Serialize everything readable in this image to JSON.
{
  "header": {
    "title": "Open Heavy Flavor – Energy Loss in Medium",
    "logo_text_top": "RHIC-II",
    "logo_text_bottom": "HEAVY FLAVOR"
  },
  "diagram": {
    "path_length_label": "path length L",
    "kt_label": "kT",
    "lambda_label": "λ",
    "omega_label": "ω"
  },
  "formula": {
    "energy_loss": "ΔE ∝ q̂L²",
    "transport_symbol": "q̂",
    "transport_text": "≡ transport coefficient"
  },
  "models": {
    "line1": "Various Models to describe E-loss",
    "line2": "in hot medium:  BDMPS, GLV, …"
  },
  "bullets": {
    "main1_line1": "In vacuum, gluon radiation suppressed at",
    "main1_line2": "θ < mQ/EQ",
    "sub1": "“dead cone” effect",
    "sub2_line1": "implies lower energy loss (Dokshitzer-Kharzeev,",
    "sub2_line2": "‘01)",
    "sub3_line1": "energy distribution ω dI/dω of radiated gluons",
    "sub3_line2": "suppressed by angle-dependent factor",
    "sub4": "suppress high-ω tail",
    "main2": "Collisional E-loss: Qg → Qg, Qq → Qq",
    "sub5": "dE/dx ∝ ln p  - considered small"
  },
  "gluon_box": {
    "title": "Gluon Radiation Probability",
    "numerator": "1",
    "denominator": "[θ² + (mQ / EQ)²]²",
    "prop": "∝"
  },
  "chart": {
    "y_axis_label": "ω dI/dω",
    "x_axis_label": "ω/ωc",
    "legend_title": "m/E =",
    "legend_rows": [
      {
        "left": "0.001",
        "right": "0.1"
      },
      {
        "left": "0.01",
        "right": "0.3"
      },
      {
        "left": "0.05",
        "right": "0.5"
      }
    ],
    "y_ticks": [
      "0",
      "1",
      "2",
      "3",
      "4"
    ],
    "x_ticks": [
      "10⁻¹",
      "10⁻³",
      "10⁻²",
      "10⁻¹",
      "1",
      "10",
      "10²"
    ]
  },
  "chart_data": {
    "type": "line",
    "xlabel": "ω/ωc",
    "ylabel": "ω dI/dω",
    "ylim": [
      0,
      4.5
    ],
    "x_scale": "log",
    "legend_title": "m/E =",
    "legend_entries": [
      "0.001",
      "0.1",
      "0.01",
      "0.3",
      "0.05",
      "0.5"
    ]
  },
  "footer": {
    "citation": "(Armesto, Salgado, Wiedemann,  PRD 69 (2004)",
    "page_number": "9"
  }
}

****************

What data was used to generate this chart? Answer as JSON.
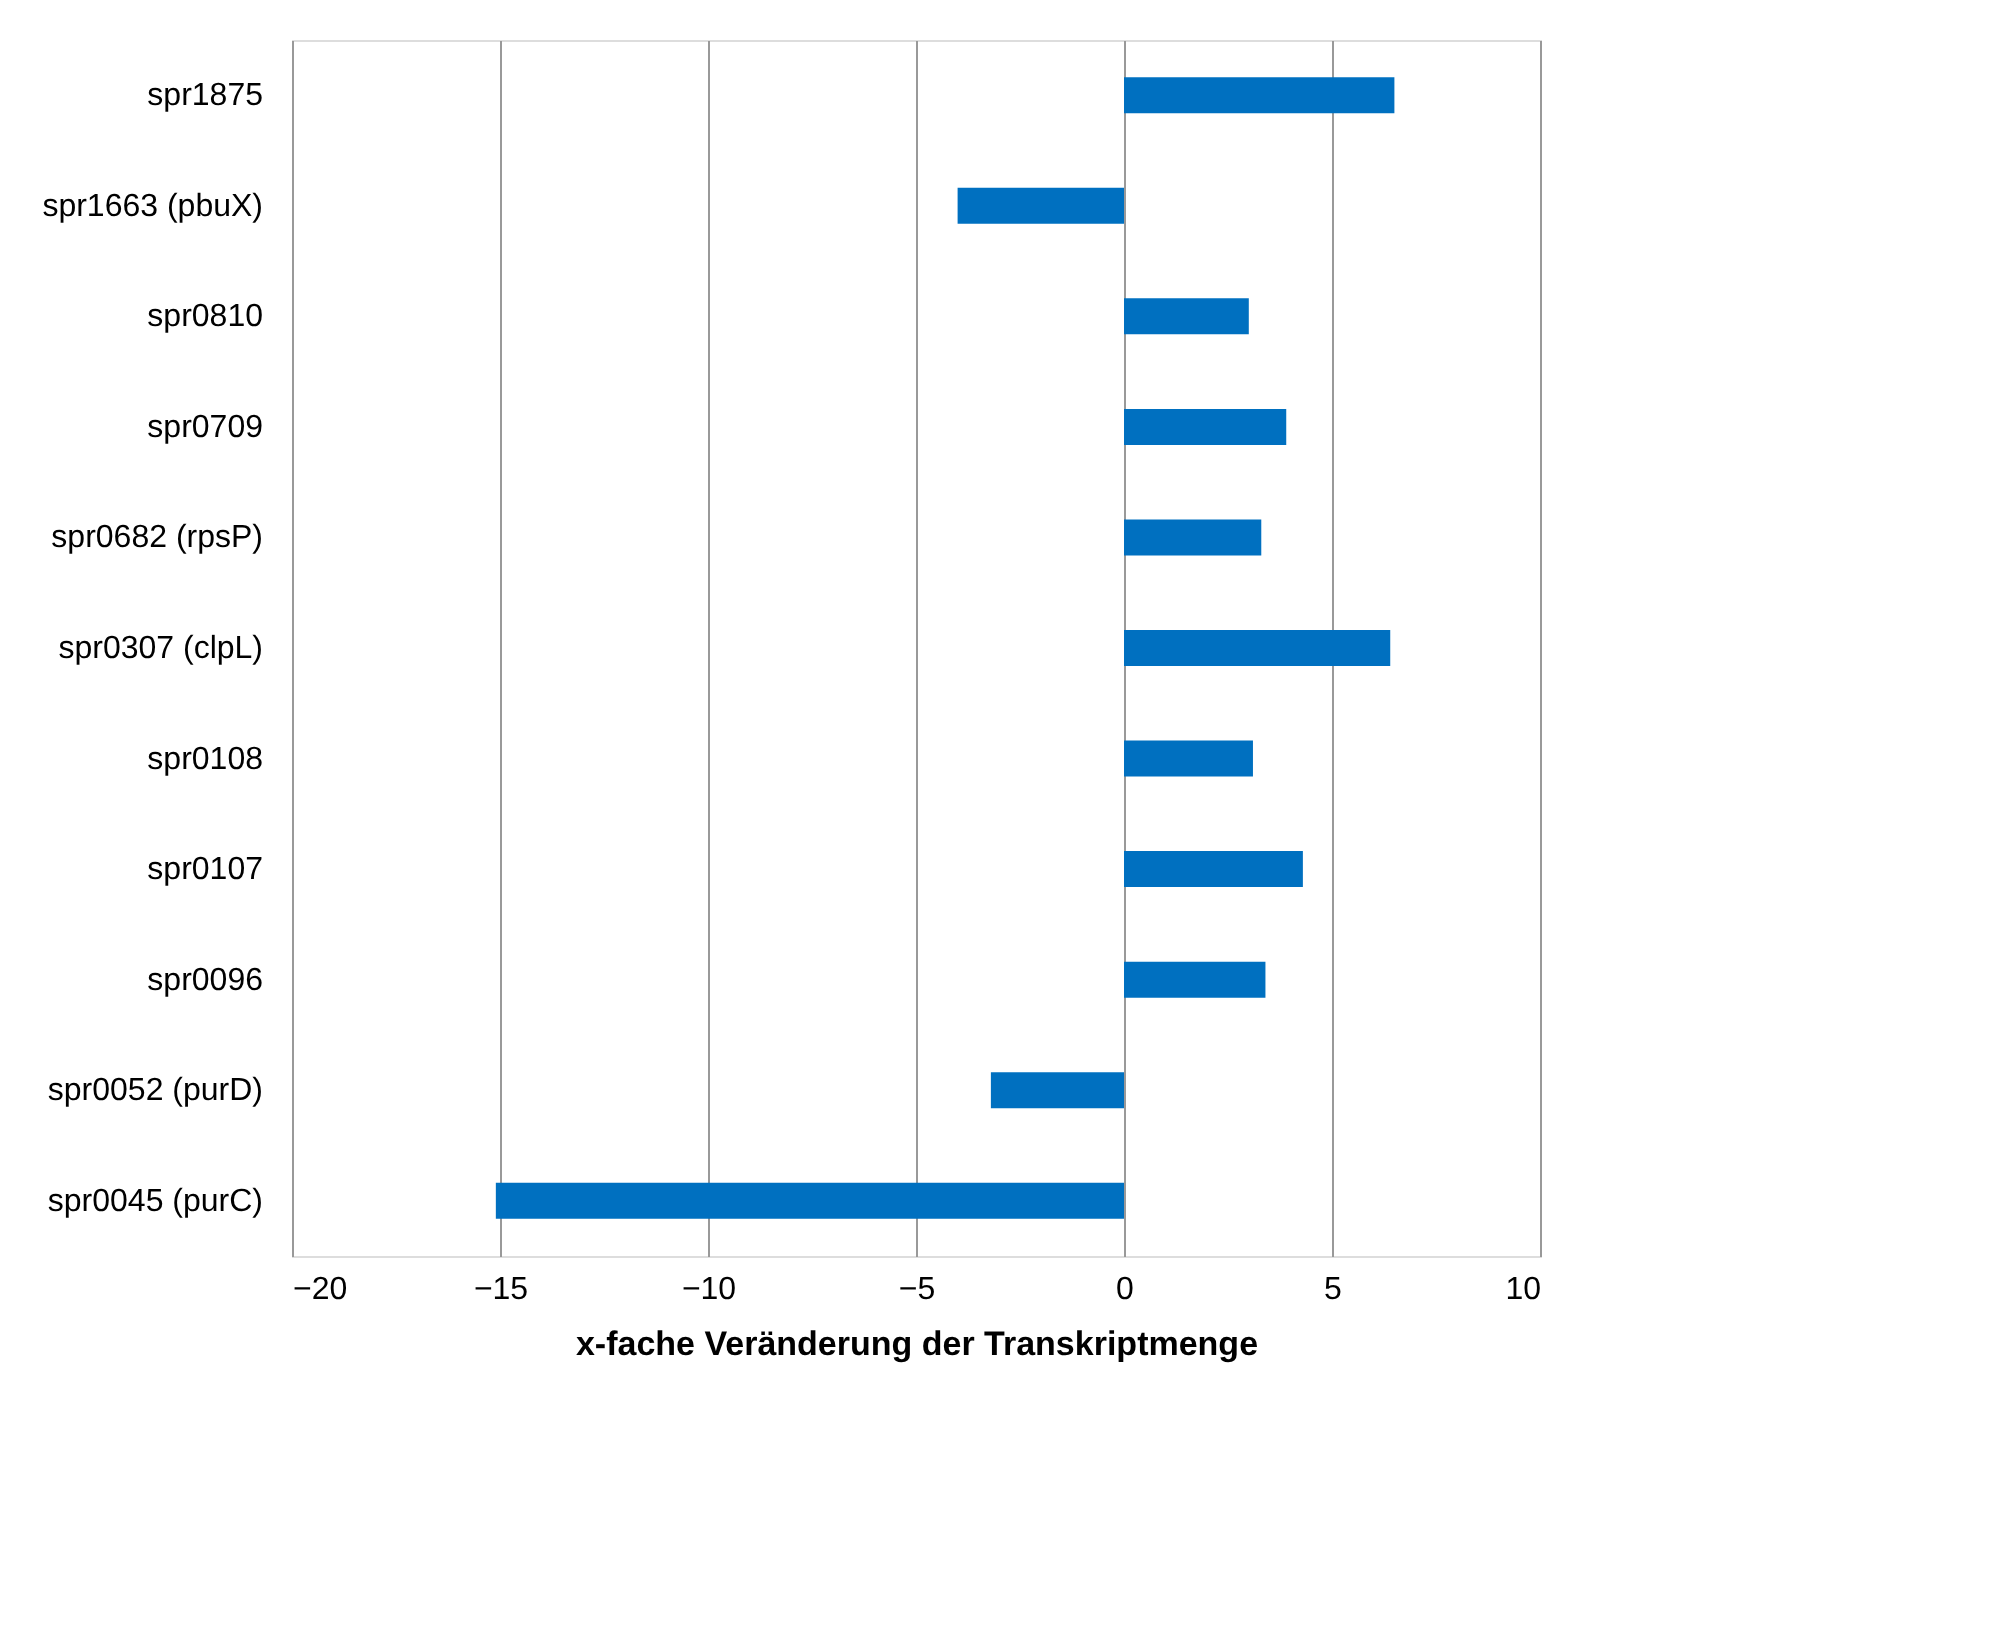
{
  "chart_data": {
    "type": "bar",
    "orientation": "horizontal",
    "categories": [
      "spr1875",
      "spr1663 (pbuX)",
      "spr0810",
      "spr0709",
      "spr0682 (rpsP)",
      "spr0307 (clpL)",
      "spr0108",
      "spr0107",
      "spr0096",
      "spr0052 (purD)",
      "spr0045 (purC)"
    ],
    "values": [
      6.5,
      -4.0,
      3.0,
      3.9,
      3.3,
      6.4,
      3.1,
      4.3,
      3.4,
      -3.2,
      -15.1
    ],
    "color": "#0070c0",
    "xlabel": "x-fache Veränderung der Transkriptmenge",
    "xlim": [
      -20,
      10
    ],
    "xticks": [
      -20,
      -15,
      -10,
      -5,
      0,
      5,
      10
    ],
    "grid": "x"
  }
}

****************

**THE PROBLEM**: List the lines of the material in which the word "xlabel" occurs.

**SOLUTION TO THIS TASK**:
    "xlabel": "ω/ωc",
    "xlabel": "x-fache Veränderung der Transkriptmenge",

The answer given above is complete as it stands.